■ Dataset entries
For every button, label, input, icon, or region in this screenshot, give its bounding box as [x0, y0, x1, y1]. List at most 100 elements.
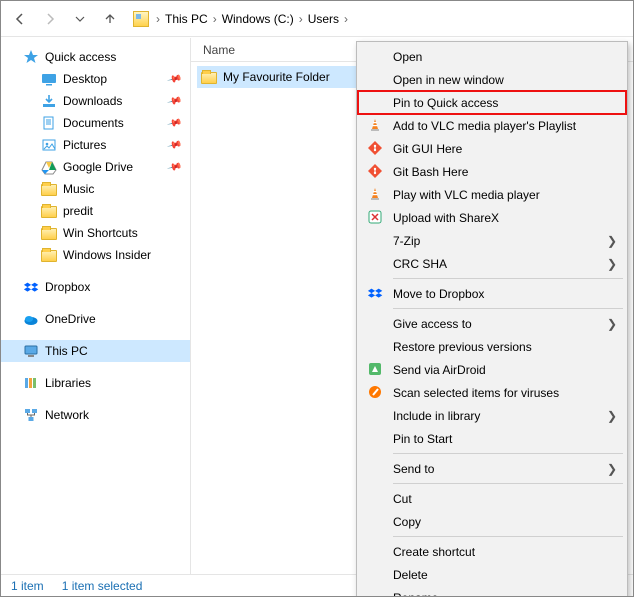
sidebar-item-label: OneDrive [45, 312, 96, 326]
chevron-right-icon: ❯ [607, 462, 617, 476]
context-menu-item-pin-to-start[interactable]: Pin to Start [359, 427, 625, 450]
status-item-count: 1 item [11, 579, 44, 593]
vlc-icon [367, 186, 383, 202]
navigation-pane: Quick access Desktop📌Downloads📌Documents… [1, 38, 191, 574]
onedrive-icon [23, 311, 39, 327]
sidebar-item-pictures[interactable]: Pictures 📌 [1, 134, 190, 156]
context-menu-item-label: Include in library [393, 409, 480, 423]
context-menu-item-label: Pin to Quick access [393, 96, 498, 110]
context-menu-item-scan-selected-items-for-viruses[interactable]: Scan selected items for viruses [359, 381, 625, 404]
sidebar-item-predit[interactable]: predit [1, 200, 190, 222]
address-bar[interactable]: › This PC › Windows (C:) › Users › [133, 10, 349, 28]
breadcrumb-segment[interactable]: Users [306, 10, 341, 28]
sidebar-item-dropbox[interactable]: Dropbox [1, 276, 190, 298]
sidebar-item-label: Documents [63, 116, 124, 130]
sidebar-item-network[interactable]: Network [1, 404, 190, 426]
context-menu-item-give-access-to[interactable]: Give access to ❯ [359, 312, 625, 335]
sharex-icon [367, 209, 383, 225]
recent-locations-button[interactable] [67, 6, 93, 32]
chevron-right-icon[interactable]: › [155, 12, 161, 26]
pin-icon: 📌 [166, 137, 182, 153]
context-menu-item-7-zip[interactable]: 7-Zip❯ [359, 229, 625, 252]
back-button[interactable] [7, 6, 33, 32]
context-menu-item-play-with-vlc-media-player[interactable]: Play with VLC media player [359, 183, 625, 206]
gdrive-icon [41, 159, 57, 175]
context-menu-item-send-via-airdroid[interactable]: Send via AirDroid [359, 358, 625, 381]
network-icon [23, 407, 39, 423]
folder-icon [41, 181, 57, 197]
context-menu-item-cut[interactable]: Cut [359, 487, 625, 510]
sidebar-item-google-drive[interactable]: Google Drive📌 [1, 156, 190, 178]
context-menu-item-rename[interactable]: Rename [359, 586, 625, 597]
pin-icon: 📌 [166, 115, 182, 131]
chevron-right-icon: ❯ [607, 317, 617, 331]
context-menu-item-label: Git GUI Here [393, 142, 462, 156]
sidebar-item-quick-access[interactable]: Quick access [1, 46, 190, 68]
context-menu-item-create-shortcut[interactable]: Create shortcut [359, 540, 625, 563]
sidebar-item-label: Pictures [63, 138, 106, 152]
context-menu-item-pin-to-quick-access[interactable]: Pin to Quick access [359, 91, 625, 114]
sidebar-item-music[interactable]: Music [1, 178, 190, 200]
sidebar-item-label: Libraries [45, 376, 91, 390]
sidebar-item-this-pc[interactable]: This PC [1, 340, 190, 362]
sidebar-item-libraries[interactable]: Libraries [1, 372, 190, 394]
context-menu-item-delete[interactable]: Delete [359, 563, 625, 586]
forward-button[interactable] [37, 6, 63, 32]
documents-icon [41, 115, 57, 131]
context-menu-item-open[interactable]: Open [359, 45, 625, 68]
context-menu-item-move-to-dropbox[interactable]: Move to Dropbox [359, 282, 625, 305]
context-menu-item-label: Play with VLC media player [393, 188, 540, 202]
context-menu: Open Open in new window Pin to Quick acces… [356, 41, 628, 597]
sidebar-item-label: predit [63, 204, 93, 218]
git-icon [367, 163, 383, 179]
context-menu-item-upload-with-sharex[interactable]: Upload with ShareX [359, 206, 625, 229]
location-icon [133, 11, 149, 27]
dropbox-icon [23, 279, 39, 295]
context-menu-item-label: 7-Zip [393, 234, 420, 248]
sidebar-item-label: Downloads [63, 94, 122, 108]
dropbox-icon [367, 285, 383, 301]
context-menu-item-label: Cut [393, 492, 412, 506]
breadcrumb-segment[interactable]: Windows (C:) [220, 10, 296, 28]
sidebar-item-onedrive[interactable]: OneDrive [1, 308, 190, 330]
star-icon [23, 49, 39, 65]
context-menu-item-label: CRC SHA [393, 257, 447, 271]
chevron-right-icon[interactable]: › [343, 12, 349, 26]
context-menu-item-crc-sha[interactable]: CRC SHA ❯ [359, 252, 625, 275]
downloads-icon [41, 93, 57, 109]
thispc-icon [23, 343, 39, 359]
context-menu-item-git-gui-here[interactable]: Git GUI Here [359, 137, 625, 160]
context-menu-item-label: Add to VLC media player's Playlist [393, 119, 576, 133]
context-menu-item-include-in-library[interactable]: Include in library❯ [359, 404, 625, 427]
breadcrumb-segment[interactable]: This PC [163, 10, 210, 28]
context-menu-item-restore-previous-versions[interactable]: Restore previous versions [359, 335, 625, 358]
sidebar-item-label: Network [45, 408, 89, 422]
sidebar-item-win-shortcuts[interactable]: Win Shortcuts [1, 222, 190, 244]
context-menu-item-label: Rename [393, 591, 438, 597]
sidebar-item-label: Google Drive [63, 160, 133, 174]
chevron-right-icon[interactable]: › [298, 12, 304, 26]
git-icon [367, 140, 383, 156]
context-menu-item-send-to[interactable]: Send to ❯ [359, 457, 625, 480]
context-menu-item-open-in-new-window[interactable]: Open in new window [359, 68, 625, 91]
chevron-right-icon: ❯ [607, 257, 617, 271]
libraries-icon [23, 375, 39, 391]
up-button[interactable] [97, 6, 123, 32]
context-menu-item-label: Open [393, 50, 422, 64]
context-menu-separator [393, 453, 623, 454]
context-menu-item-label: Send to [393, 462, 434, 476]
sidebar-item-desktop[interactable]: Desktop📌 [1, 68, 190, 90]
context-menu-item-label: Move to Dropbox [393, 287, 484, 301]
toolbar: › This PC › Windows (C:) › Users › [1, 1, 633, 37]
sidebar-item-downloads[interactable]: Downloads📌 [1, 90, 190, 112]
context-menu-item-add-to-vlc-media-player-s-playlist[interactable]: Add to VLC media player's Playlist [359, 114, 625, 137]
folder-icon [41, 247, 57, 263]
sidebar-item-windows-insider[interactable]: Windows Insider [1, 244, 190, 266]
context-menu-item-label: Give access to [393, 317, 472, 331]
airdroid-icon [367, 361, 383, 377]
file-item-label: My Favourite Folder [223, 70, 330, 84]
chevron-right-icon[interactable]: › [212, 12, 218, 26]
context-menu-item-git-bash-here[interactable]: Git Bash Here [359, 160, 625, 183]
context-menu-item-copy[interactable]: Copy [359, 510, 625, 533]
sidebar-item-documents[interactable]: Documents 📌 [1, 112, 190, 134]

■ EXERCISE GOAL
Print the records exactly, every one. Leave out the pictures.

■ ANSWER SECTION
For every button, label, input, icon, or region in this screenshot, give its bounding box as [x0, y0, x1, y1]. List at most 100 elements.
sidebar-item-label: OneDrive [45, 312, 96, 326]
chevron-right-icon: ❯ [607, 462, 617, 476]
context-menu-item-pin-to-start[interactable]: Pin to Start [359, 427, 625, 450]
status-item-count: 1 item [11, 579, 44, 593]
vlc-icon [367, 186, 383, 202]
navigation-pane: Quick access Desktop📌Downloads📌Documents… [1, 38, 191, 574]
onedrive-icon [23, 311, 39, 327]
sidebar-item-pictures[interactable]: Pictures 📌 [1, 134, 190, 156]
context-menu-item-label: Include in library [393, 409, 480, 423]
context-menu-item-label: Pin to Quick access [393, 96, 498, 110]
context-menu-item-scan-selected-items-for-viruses[interactable]: Scan selected items for viruses [359, 381, 625, 404]
sidebar-item-predit[interactable]: predit [1, 200, 190, 222]
address-bar[interactable]: › This PC › Windows (C:) › Users › [133, 10, 349, 28]
breadcrumb-segment[interactable]: Users [306, 10, 341, 28]
sidebar-item-dropbox[interactable]: Dropbox [1, 276, 190, 298]
sidebar-item-label: Documents [63, 116, 124, 130]
sidebar-item-network[interactable]: Network [1, 404, 190, 426]
context-menu-item-give-access-to[interactable]: Give access to ❯ [359, 312, 625, 335]
sharex-icon [367, 209, 383, 225]
recent-locations-button[interactable] [67, 6, 93, 32]
chevron-right-icon[interactable]: › [155, 12, 161, 26]
pin-icon: 📌 [166, 137, 182, 153]
context-menu-item-7-zip[interactable]: 7-Zip❯ [359, 229, 625, 252]
back-button[interactable] [7, 6, 33, 32]
context-menu-item-play-with-vlc-media-player[interactable]: Play with VLC media player [359, 183, 625, 206]
gdrive-icon [41, 159, 57, 175]
context-menu-item-send-via-airdroid[interactable]: Send via AirDroid [359, 358, 625, 381]
network-icon [23, 407, 39, 423]
folder-icon [41, 181, 57, 197]
context-menu-item-cut[interactable]: Cut [359, 487, 625, 510]
sidebar-item-google-drive[interactable]: Google Drive📌 [1, 156, 190, 178]
context-menu-item-rename[interactable]: Rename [359, 586, 625, 597]
pin-icon: 📌 [166, 115, 182, 131]
chevron-right-icon: ❯ [607, 317, 617, 331]
context-menu-item-label: Git GUI Here [393, 142, 462, 156]
sidebar-item-quick-access[interactable]: Quick access [1, 46, 190, 68]
context-menu-item-create-shortcut[interactable]: Create shortcut [359, 540, 625, 563]
sidebar-item-label: Pictures [63, 138, 106, 152]
context-menu-item-pin-to-quick-access[interactable]: Pin to Quick access [359, 91, 625, 114]
sidebar-item-music[interactable]: Music [1, 178, 190, 200]
sidebar-item-label: Libraries [45, 376, 91, 390]
sidebar-item-this-pc[interactable]: This PC [1, 340, 190, 362]
sidebar-item-libraries[interactable]: Libraries [1, 372, 190, 394]
context-menu-item-delete[interactable]: Delete [359, 563, 625, 586]
forward-button[interactable] [37, 6, 63, 32]
documents-icon [41, 115, 57, 131]
context-menu-item-open[interactable]: Open [359, 45, 625, 68]
context-menu-item-move-to-dropbox[interactable]: Move to Dropbox [359, 282, 625, 305]
context-menu-item-label: Play with VLC media player [393, 188, 540, 202]
context-menu: Open Open in new window Pin to Quick acces… [356, 41, 628, 597]
sidebar-item-label: predit [63, 204, 93, 218]
git-icon [367, 163, 383, 179]
context-menu-item-upload-with-sharex[interactable]: Upload with ShareX [359, 206, 625, 229]
location-icon [133, 11, 149, 27]
dropbox-icon [23, 279, 39, 295]
context-menu-item-label: 7-Zip [393, 234, 420, 248]
sidebar-item-label: Downloads [63, 94, 122, 108]
dropbox-icon [367, 285, 383, 301]
context-menu-item-label: Cut [393, 492, 412, 506]
breadcrumb-segment[interactable]: Windows (C:) [220, 10, 296, 28]
sidebar-item-onedrive[interactable]: OneDrive [1, 308, 190, 330]
star-icon [23, 49, 39, 65]
context-menu-item-label: CRC SHA [393, 257, 447, 271]
chevron-right-icon[interactable]: › [343, 12, 349, 26]
context-menu-item-crc-sha[interactable]: CRC SHA ❯ [359, 252, 625, 275]
downloads-icon [41, 93, 57, 109]
thispc-icon [23, 343, 39, 359]
context-menu-item-git-gui-here[interactable]: Git GUI Here [359, 137, 625, 160]
context-menu-item-label: Add to VLC media player's Playlist [393, 119, 576, 133]
context-menu-item-include-in-library[interactable]: Include in library❯ [359, 404, 625, 427]
breadcrumb-segment[interactable]: This PC [163, 10, 210, 28]
context-menu-item-restore-previous-versions[interactable]: Restore previous versions [359, 335, 625, 358]
sidebar-item-label: Network [45, 408, 89, 422]
sidebar-item-win-shortcuts[interactable]: Win Shortcuts [1, 222, 190, 244]
context-menu-item-label: Rename [393, 591, 438, 597]
sidebar-item-label: Google Drive [63, 160, 133, 174]
chevron-right-icon[interactable]: › [298, 12, 304, 26]
git-icon [367, 140, 383, 156]
context-menu-item-send-to[interactable]: Send to ❯ [359, 457, 625, 480]
context-menu-item-open-in-new-window[interactable]: Open in new window [359, 68, 625, 91]
chevron-right-icon: ❯ [607, 257, 617, 271]
libraries-icon [23, 375, 39, 391]
up-button[interactable] [97, 6, 123, 32]
context-menu-item-label: Open [393, 50, 422, 64]
context-menu-separator [393, 453, 623, 454]
context-menu-item-label: Send to [393, 462, 434, 476]
sidebar-item-desktop[interactable]: Desktop📌 [1, 68, 190, 90]
context-menu-item-label: Move to Dropbox [393, 287, 484, 301]
toolbar: › This PC › Windows (C:) › Users › [1, 1, 633, 37]
sidebar-item-downloads[interactable]: Downloads📌 [1, 90, 190, 112]
context-menu-item-add-to-vlc-media-player-s-playlist[interactable]: Add to VLC media player's Playlist [359, 114, 625, 137]
folder-icon [41, 247, 57, 263]
sidebar-item-windows-insider[interactable]: Windows Insider [1, 244, 190, 266]
context-menu-item-label: Give access to [393, 317, 472, 331]
airdroid-icon [367, 361, 383, 377]
file-item-label: My Favourite Folder [223, 70, 330, 84]
chevron-right-icon[interactable]: › [212, 12, 218, 26]
context-menu-item-git-bash-here[interactable]: Git Bash Here [359, 160, 625, 183]
context-menu-item-copy[interactable]: Copy [359, 510, 625, 533]
sidebar-item-documents[interactable]: Documents 📌 [1, 112, 190, 134]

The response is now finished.